Written exercise: State the number of lines in these records holding "crested". Say nothing more.

(Structured figure records)
##############################
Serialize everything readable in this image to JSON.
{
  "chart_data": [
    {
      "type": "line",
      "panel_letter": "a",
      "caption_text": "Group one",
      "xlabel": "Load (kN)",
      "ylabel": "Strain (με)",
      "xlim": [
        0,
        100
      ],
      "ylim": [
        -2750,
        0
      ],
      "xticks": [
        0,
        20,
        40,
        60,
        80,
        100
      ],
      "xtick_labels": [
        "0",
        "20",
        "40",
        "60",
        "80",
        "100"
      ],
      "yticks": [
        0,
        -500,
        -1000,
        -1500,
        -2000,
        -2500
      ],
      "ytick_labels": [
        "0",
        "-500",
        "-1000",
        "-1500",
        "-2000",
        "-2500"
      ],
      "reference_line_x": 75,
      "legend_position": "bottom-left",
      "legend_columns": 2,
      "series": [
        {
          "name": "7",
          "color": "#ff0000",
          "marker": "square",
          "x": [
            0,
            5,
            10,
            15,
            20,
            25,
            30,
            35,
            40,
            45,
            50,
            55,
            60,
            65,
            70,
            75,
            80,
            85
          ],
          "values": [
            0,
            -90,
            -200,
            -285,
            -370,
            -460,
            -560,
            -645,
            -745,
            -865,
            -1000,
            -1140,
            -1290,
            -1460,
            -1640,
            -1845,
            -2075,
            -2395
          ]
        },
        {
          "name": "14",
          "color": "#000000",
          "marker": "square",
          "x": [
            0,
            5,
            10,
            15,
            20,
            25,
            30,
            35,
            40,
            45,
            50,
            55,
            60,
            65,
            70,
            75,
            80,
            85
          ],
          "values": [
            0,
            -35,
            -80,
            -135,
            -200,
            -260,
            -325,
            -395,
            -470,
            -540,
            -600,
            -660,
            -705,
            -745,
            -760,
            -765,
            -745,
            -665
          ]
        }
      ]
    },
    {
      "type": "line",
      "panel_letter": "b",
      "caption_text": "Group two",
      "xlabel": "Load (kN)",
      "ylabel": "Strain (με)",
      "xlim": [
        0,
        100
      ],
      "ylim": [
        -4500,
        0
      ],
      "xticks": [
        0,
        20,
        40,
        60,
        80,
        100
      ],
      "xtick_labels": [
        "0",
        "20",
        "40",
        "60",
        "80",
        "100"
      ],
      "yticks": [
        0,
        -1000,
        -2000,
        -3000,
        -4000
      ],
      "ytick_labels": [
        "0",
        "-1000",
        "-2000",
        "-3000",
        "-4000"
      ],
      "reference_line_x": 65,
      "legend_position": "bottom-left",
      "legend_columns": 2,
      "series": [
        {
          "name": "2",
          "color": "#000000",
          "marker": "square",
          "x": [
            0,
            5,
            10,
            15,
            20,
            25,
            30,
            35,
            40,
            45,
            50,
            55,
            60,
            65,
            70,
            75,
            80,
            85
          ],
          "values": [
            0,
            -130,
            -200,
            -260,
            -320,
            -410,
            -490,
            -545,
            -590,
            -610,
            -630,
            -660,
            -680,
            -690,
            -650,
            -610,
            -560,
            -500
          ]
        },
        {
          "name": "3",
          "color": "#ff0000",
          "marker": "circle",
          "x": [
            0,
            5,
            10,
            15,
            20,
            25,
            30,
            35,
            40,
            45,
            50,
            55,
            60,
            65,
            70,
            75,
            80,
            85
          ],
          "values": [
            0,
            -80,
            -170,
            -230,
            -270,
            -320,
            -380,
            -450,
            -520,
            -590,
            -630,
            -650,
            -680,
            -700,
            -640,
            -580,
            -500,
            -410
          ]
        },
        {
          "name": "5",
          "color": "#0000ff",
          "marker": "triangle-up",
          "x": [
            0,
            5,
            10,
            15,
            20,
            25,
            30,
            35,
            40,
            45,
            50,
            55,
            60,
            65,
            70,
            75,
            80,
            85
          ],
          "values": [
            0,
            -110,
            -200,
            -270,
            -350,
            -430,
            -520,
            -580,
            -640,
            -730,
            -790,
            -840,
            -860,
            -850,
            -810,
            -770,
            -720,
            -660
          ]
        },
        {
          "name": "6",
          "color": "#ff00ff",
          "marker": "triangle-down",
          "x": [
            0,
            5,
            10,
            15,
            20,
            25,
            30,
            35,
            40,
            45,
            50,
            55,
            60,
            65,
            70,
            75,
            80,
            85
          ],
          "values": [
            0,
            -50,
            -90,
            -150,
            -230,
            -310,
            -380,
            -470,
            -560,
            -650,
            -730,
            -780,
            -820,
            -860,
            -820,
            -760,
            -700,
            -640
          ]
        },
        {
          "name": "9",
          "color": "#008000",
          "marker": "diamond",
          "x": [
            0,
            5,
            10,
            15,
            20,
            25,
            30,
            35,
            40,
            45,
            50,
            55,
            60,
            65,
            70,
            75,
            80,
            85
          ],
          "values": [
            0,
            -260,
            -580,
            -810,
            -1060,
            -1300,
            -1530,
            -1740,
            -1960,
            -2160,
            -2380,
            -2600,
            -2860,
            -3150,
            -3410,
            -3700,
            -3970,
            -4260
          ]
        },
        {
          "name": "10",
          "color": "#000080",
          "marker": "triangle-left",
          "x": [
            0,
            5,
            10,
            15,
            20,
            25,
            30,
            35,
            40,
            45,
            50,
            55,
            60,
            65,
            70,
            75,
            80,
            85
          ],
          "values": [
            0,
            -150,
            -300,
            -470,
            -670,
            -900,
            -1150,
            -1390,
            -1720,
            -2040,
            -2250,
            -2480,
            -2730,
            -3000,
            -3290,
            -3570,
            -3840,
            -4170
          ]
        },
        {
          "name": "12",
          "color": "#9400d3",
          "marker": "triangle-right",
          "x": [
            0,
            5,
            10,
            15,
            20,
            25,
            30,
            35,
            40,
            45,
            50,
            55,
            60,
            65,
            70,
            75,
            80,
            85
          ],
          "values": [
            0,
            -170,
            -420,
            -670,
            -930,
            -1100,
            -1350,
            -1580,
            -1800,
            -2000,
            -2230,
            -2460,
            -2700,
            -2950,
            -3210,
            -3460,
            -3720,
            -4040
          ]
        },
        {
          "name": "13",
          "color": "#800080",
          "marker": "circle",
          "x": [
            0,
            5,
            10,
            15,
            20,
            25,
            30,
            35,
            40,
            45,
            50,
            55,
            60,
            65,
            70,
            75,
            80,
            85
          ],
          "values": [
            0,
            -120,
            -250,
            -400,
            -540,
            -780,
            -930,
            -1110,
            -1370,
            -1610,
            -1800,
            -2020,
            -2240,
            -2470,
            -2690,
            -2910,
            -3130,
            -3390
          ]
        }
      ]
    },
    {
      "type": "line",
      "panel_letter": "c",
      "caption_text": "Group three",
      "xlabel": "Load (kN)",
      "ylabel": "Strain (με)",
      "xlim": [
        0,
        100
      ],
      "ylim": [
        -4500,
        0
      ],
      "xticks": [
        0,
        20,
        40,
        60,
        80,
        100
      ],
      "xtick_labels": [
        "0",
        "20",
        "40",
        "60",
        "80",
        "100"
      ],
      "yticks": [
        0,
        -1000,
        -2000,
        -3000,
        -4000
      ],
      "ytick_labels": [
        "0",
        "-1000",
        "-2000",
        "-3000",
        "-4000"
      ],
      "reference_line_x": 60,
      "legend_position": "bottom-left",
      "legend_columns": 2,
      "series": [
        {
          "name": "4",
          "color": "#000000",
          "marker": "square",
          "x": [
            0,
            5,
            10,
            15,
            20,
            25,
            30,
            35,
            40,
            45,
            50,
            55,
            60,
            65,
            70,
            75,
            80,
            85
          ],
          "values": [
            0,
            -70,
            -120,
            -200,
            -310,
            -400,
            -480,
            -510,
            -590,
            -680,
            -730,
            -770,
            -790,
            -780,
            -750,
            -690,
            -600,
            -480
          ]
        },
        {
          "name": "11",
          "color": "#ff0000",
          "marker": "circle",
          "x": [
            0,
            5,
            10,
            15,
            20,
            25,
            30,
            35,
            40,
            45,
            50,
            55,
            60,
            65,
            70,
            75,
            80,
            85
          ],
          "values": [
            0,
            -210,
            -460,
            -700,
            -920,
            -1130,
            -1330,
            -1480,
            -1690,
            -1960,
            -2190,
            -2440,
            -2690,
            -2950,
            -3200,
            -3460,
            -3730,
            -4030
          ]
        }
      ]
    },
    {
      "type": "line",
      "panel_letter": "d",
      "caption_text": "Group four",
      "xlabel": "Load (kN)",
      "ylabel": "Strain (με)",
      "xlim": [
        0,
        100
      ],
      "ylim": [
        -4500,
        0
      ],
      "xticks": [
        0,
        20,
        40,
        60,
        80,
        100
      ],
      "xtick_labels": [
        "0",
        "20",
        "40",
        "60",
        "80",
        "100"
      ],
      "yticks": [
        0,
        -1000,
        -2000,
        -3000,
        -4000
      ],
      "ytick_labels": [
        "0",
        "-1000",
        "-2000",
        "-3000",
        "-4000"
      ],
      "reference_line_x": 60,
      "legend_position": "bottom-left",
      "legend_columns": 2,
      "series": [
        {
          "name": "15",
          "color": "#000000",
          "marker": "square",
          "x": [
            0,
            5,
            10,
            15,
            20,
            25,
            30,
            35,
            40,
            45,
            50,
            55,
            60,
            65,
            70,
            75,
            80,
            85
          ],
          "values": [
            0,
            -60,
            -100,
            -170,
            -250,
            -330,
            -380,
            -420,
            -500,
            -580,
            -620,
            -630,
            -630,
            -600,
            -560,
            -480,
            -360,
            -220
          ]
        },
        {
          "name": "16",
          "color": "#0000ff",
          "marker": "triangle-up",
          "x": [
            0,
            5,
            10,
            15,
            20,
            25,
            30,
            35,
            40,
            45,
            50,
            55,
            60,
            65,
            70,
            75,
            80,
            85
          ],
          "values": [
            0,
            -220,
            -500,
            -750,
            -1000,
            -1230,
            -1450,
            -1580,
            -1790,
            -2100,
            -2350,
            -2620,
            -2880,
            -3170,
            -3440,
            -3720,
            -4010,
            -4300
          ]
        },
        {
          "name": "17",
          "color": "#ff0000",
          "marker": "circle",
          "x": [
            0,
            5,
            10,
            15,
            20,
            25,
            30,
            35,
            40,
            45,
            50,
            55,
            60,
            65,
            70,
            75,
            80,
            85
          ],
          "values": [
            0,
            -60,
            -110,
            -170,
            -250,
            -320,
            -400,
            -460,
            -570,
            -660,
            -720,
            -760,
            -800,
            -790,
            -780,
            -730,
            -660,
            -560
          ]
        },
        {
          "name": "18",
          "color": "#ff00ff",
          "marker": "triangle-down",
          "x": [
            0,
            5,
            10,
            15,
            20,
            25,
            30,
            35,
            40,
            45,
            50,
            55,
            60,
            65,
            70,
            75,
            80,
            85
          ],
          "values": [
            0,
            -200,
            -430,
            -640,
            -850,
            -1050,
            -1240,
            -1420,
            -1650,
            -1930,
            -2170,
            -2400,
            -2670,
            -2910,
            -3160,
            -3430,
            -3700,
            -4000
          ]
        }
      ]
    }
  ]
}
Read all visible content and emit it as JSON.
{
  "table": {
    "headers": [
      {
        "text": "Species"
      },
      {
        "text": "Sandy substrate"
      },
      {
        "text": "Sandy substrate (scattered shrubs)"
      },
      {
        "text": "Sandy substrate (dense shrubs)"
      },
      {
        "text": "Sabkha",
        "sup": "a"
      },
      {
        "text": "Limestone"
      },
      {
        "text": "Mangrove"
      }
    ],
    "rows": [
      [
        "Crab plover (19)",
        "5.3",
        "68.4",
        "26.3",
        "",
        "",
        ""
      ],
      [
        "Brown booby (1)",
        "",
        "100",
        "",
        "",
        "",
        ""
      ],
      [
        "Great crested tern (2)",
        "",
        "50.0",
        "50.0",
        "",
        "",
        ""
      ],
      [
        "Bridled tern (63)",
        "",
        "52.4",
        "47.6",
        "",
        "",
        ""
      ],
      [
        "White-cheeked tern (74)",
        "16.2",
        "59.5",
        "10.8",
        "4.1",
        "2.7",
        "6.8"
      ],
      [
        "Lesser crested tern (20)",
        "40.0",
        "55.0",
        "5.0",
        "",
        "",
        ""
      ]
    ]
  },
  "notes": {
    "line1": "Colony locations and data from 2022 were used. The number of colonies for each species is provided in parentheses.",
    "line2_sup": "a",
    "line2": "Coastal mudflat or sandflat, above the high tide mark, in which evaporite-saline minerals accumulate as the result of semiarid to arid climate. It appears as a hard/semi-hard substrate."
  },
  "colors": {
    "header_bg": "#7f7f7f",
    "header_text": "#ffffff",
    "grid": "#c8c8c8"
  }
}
##############################
The output: 2